Lines containing the word "combination" are to be located and copied.
- - -
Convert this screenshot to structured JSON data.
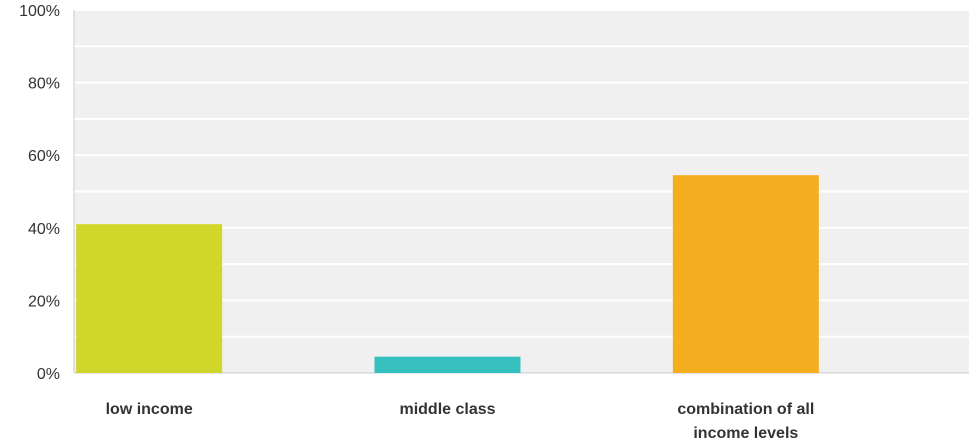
{
  "chart_data": {
    "type": "bar",
    "categories": [
      "low income",
      "middle class",
      "combination of all income levels"
    ],
    "category_label_lines": [
      [
        "low income"
      ],
      [
        "middle class"
      ],
      [
        "combination of all",
        "income levels"
      ]
    ],
    "values": [
      41,
      4.5,
      54.5
    ],
    "colors": [
      "#d0d62a",
      "#35bfbf",
      "#f6ae21"
    ],
    "y_ticks": [
      0,
      20,
      40,
      60,
      80,
      100
    ],
    "y_tick_labels": [
      "0%",
      "20%",
      "40%",
      "60%",
      "80%",
      "100%"
    ],
    "ylim": [
      0,
      100
    ],
    "y_unit": "%",
    "grid": true,
    "minor_grid": true,
    "plot_background": "#f0f0f0",
    "grid_color": "#ffffff",
    "title": "",
    "xlabel": "",
    "ylabel": ""
  }
}
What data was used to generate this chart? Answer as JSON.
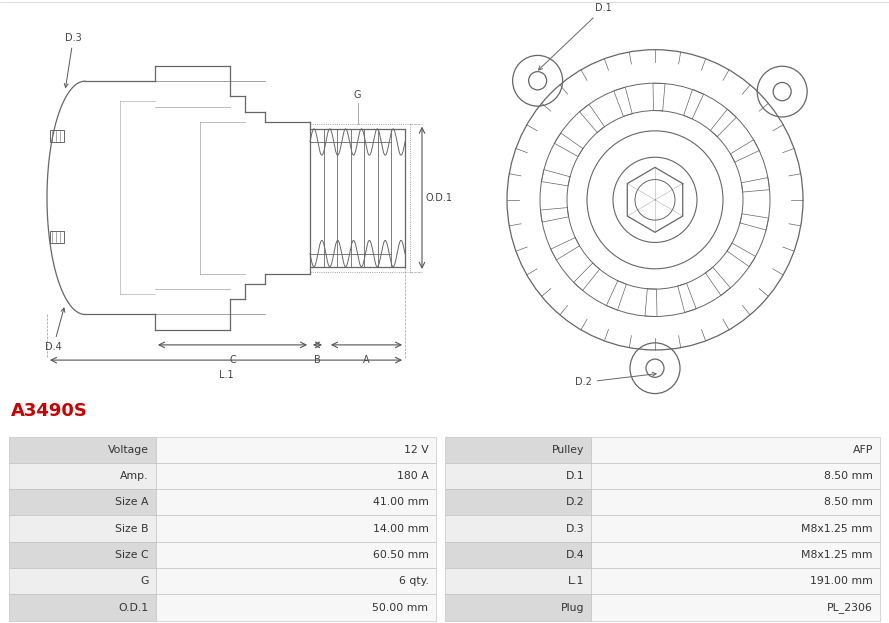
{
  "title": "A3490S",
  "title_color": "#cc0000",
  "bg_color": "#ffffff",
  "table": {
    "left_labels": [
      "Voltage",
      "Amp.",
      "Size A",
      "Size B",
      "Size C",
      "G",
      "O.D.1"
    ],
    "left_values": [
      "12 V",
      "180 A",
      "41.00 mm",
      "14.00 mm",
      "60.50 mm",
      "6 qty.",
      "50.00 mm"
    ],
    "right_labels": [
      "Pulley",
      "D.1",
      "D.2",
      "D.3",
      "D.4",
      "L.1",
      "Plug"
    ],
    "right_values": [
      "AFP",
      "8.50 mm",
      "8.50 mm",
      "M8x1.25 mm",
      "M8x1.25 mm",
      "191.00 mm",
      "PL_2306"
    ]
  },
  "row_colors": [
    "#d9d9d9",
    "#eeeeee"
  ],
  "line_color": "#666666",
  "dim_color": "#444444"
}
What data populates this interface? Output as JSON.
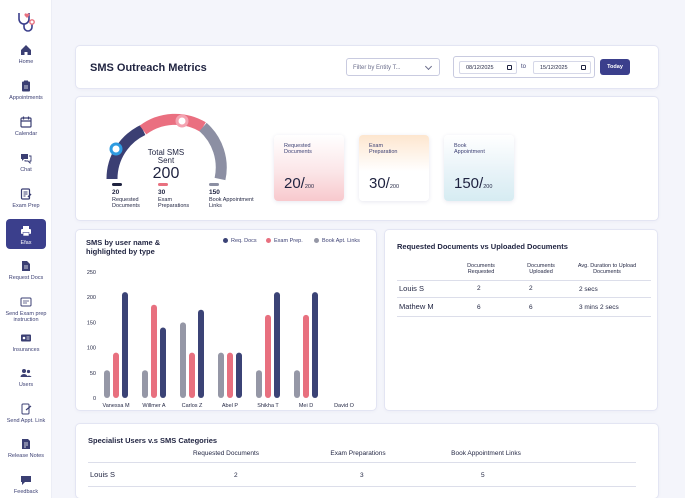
- - -
### [Reply to the exercise]
      "combination of all income levels"
        "combination of all",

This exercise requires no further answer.